* Supplied records *

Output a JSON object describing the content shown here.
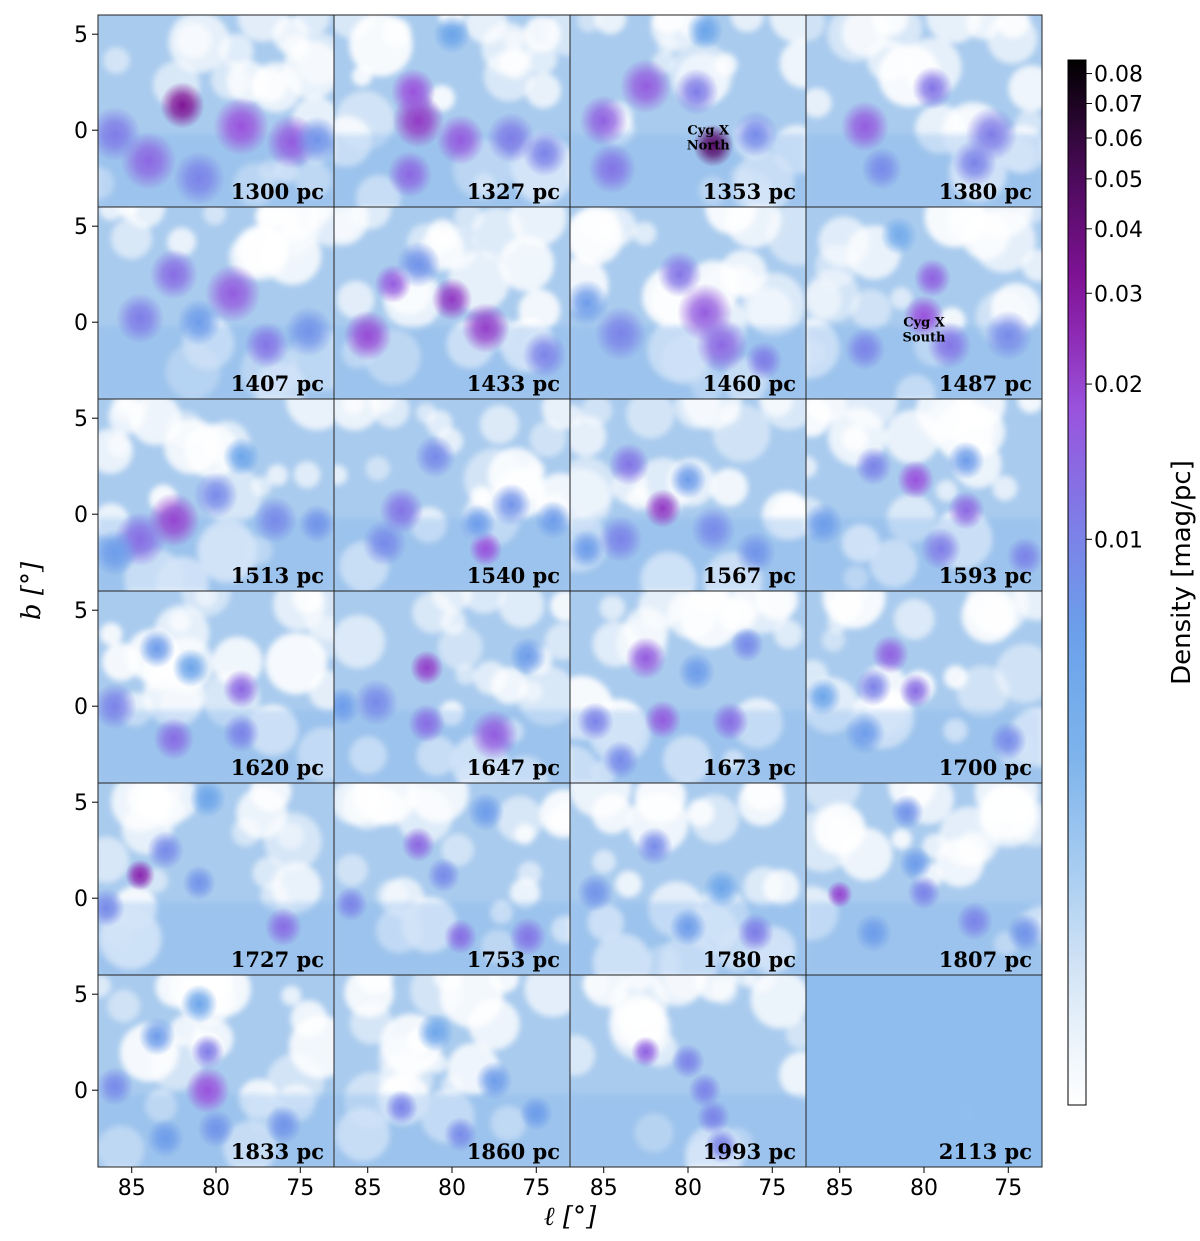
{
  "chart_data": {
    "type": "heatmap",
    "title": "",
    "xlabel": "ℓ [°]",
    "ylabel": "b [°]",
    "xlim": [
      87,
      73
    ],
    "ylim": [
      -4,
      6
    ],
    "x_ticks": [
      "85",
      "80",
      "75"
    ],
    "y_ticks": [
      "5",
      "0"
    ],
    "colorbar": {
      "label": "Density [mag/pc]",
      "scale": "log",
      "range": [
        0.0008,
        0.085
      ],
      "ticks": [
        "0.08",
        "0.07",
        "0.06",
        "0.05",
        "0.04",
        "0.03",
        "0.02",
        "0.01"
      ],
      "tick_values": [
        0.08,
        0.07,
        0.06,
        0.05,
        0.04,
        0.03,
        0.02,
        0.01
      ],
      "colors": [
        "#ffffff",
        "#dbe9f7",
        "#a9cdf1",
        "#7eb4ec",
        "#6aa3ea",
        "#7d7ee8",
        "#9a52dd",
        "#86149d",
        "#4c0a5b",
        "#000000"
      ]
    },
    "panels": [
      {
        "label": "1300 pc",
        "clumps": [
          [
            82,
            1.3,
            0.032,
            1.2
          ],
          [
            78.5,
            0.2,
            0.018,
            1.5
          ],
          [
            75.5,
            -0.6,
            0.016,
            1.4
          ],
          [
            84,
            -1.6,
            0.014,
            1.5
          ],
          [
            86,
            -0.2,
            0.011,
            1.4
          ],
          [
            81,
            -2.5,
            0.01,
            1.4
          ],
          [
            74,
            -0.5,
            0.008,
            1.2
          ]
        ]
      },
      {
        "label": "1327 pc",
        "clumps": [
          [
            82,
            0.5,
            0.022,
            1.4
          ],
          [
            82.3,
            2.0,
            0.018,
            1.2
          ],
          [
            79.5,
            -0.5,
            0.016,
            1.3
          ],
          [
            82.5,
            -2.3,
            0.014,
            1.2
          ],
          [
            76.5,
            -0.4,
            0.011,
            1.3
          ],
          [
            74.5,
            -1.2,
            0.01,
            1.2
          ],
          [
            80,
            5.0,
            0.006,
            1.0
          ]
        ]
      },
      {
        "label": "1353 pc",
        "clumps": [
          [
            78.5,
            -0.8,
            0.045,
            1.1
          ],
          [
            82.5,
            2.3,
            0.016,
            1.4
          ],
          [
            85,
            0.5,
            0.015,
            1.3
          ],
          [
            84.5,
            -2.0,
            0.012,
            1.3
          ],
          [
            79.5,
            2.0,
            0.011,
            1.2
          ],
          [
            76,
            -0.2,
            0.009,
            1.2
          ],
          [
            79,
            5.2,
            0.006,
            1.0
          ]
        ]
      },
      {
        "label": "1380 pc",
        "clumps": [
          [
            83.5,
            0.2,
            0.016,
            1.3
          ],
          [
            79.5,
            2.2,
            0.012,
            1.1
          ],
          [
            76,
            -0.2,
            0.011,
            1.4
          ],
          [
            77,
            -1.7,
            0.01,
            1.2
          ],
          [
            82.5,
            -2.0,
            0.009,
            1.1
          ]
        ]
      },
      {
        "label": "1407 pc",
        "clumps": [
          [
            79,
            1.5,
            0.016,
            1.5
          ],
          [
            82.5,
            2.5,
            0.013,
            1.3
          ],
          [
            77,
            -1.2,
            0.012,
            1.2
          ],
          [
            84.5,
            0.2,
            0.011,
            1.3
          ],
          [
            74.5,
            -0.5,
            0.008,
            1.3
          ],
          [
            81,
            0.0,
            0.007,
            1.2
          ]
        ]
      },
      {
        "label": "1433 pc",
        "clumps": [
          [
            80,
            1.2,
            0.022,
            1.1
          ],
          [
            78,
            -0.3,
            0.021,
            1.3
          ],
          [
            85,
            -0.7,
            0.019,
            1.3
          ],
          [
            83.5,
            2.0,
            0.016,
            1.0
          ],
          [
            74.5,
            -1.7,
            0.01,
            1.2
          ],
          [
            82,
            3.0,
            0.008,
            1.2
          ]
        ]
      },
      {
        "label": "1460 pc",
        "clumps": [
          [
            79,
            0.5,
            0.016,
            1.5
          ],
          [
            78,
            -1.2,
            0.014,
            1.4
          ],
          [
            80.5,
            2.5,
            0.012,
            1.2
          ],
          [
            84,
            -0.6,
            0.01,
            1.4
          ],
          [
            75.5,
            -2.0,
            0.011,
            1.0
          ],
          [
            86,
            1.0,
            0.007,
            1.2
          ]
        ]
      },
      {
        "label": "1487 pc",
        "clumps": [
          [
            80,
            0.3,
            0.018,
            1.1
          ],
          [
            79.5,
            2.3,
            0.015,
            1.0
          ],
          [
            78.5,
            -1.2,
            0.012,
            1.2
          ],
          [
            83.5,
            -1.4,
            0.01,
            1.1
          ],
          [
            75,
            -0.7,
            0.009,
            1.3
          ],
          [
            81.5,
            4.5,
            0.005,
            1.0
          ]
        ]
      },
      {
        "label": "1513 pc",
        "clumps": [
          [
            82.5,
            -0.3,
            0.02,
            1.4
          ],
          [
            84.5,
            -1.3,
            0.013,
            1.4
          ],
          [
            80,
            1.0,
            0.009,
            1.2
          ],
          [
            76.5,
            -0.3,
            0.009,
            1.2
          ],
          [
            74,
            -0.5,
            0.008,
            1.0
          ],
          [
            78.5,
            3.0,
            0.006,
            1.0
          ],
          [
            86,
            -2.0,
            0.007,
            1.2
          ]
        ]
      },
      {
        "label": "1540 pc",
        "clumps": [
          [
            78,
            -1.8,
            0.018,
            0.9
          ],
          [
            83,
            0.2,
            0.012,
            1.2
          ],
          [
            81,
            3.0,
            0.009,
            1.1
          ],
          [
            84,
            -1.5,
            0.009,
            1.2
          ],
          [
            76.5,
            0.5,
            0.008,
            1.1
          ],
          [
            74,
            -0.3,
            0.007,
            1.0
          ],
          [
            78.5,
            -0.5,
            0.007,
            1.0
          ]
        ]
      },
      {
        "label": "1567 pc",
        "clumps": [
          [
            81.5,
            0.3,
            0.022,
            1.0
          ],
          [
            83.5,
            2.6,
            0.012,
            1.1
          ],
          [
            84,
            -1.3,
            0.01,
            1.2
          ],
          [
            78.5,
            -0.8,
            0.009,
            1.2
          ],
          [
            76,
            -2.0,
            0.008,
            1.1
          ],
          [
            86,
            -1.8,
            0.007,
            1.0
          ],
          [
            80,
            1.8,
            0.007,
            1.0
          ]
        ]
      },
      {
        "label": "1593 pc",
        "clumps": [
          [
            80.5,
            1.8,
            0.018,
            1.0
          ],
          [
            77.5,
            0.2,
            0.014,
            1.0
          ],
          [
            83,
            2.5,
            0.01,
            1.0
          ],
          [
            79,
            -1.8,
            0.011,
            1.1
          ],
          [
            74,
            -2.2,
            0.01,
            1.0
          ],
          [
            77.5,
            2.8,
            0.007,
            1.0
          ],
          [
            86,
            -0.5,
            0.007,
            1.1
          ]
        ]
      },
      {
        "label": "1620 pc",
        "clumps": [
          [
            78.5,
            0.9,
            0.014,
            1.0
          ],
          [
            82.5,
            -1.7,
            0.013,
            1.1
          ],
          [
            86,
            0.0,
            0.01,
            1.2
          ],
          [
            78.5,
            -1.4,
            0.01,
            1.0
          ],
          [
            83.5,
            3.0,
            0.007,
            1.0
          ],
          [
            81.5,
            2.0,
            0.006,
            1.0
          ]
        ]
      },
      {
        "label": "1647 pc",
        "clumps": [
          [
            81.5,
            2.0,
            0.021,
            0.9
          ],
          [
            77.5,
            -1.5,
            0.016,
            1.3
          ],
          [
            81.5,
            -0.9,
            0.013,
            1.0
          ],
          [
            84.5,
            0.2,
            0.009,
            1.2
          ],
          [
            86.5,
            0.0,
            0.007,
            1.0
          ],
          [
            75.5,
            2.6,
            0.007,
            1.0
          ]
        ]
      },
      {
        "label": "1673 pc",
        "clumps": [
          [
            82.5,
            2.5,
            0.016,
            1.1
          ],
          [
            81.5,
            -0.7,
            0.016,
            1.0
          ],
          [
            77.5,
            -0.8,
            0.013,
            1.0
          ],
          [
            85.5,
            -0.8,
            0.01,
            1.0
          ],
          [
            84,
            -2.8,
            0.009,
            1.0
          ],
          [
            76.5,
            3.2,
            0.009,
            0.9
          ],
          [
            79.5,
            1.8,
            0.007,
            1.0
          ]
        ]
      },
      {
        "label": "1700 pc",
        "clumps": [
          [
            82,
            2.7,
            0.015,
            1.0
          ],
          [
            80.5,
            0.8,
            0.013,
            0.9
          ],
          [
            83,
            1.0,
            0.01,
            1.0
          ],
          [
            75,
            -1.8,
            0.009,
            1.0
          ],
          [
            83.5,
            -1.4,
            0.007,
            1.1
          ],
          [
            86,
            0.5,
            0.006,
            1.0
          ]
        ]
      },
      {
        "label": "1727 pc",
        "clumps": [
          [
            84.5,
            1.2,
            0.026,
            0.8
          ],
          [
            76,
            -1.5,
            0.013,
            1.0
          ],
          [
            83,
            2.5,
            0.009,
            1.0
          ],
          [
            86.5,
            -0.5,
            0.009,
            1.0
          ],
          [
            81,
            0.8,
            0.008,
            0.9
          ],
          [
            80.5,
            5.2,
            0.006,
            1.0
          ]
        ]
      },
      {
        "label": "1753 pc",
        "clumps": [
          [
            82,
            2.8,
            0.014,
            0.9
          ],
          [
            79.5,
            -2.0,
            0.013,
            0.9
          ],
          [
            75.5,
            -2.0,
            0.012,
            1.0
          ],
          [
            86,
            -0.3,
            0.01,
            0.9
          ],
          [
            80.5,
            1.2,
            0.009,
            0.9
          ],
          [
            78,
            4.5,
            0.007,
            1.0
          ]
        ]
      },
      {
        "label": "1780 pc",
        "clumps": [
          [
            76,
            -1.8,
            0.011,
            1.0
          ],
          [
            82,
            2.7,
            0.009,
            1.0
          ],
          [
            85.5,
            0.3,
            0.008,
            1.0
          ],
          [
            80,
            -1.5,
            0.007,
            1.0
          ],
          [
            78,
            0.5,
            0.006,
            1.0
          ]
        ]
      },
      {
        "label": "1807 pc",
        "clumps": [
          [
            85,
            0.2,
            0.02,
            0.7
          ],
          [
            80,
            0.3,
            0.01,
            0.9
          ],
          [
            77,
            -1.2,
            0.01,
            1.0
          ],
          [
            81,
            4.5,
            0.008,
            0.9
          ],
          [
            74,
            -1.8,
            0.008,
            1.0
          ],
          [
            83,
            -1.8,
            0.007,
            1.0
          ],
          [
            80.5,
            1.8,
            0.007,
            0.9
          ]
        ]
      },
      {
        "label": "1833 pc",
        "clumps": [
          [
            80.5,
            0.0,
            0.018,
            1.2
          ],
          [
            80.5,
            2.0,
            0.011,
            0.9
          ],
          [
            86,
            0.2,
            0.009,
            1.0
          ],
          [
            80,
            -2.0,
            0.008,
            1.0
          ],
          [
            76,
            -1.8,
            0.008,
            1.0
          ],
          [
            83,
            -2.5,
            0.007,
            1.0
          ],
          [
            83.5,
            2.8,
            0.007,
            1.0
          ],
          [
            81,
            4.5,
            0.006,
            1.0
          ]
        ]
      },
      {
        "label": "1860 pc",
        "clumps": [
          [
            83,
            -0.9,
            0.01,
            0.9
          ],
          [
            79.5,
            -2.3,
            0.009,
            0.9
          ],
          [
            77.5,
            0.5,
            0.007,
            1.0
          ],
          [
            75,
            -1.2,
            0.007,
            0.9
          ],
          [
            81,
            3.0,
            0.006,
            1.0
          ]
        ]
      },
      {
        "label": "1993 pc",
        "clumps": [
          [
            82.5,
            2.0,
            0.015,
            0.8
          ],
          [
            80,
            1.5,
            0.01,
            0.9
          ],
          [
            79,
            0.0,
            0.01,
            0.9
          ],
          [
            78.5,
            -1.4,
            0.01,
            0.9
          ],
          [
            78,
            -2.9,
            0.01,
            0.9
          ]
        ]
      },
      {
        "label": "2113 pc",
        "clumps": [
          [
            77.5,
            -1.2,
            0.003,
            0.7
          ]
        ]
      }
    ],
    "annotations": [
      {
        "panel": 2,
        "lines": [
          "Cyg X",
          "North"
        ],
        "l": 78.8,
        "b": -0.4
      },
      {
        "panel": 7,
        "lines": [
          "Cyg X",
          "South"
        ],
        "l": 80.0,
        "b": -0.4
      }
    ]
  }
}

--

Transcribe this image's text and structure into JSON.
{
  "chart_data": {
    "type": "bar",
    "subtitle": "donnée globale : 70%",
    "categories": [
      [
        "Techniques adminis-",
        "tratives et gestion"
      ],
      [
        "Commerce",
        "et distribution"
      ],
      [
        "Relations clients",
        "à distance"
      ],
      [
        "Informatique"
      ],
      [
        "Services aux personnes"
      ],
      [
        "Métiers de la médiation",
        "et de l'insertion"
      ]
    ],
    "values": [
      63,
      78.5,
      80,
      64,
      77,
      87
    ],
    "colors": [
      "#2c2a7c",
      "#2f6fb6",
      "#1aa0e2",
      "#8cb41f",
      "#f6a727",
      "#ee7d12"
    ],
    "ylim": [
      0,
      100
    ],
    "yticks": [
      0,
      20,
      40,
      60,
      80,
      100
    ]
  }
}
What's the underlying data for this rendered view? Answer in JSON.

* Task prompt *
Your task is to extract exactly the lines starting at the line with "Transcribe this image's" and ending at the line with "What's the underlying", including both ends, and no other lines.

* Full output *
Transcribe this image's text and structure into JSON.
{
  "chart_data": {
    "type": "bar",
    "subtitle": "donnée globale : 70%",
    "categories": [
      [
        "Techniques adminis-",
        "tratives et gestion"
      ],
      [
        "Commerce",
        "et distribution"
      ],
      [
        "Relations clients",
        "à distance"
      ],
      [
        "Informatique"
      ],
      [
        "Services aux personnes"
      ],
      [
        "Métiers de la médiation",
        "et de l'insertion"
      ]
    ],
    "values": [
      63,
      78.5,
      80,
      64,
      77,
      87
    ],
    "colors": [
      "#2c2a7c",
      "#2f6fb6",
      "#1aa0e2",
      "#8cb41f",
      "#f6a727",
      "#ee7d12"
    ],
    "ylim": [
      0,
      100
    ],
    "yticks": [
      0,
      20,
      40,
      60,
      80,
      100
    ]
  }
}
What's the underlying data for this rendered view? Answer in JSON.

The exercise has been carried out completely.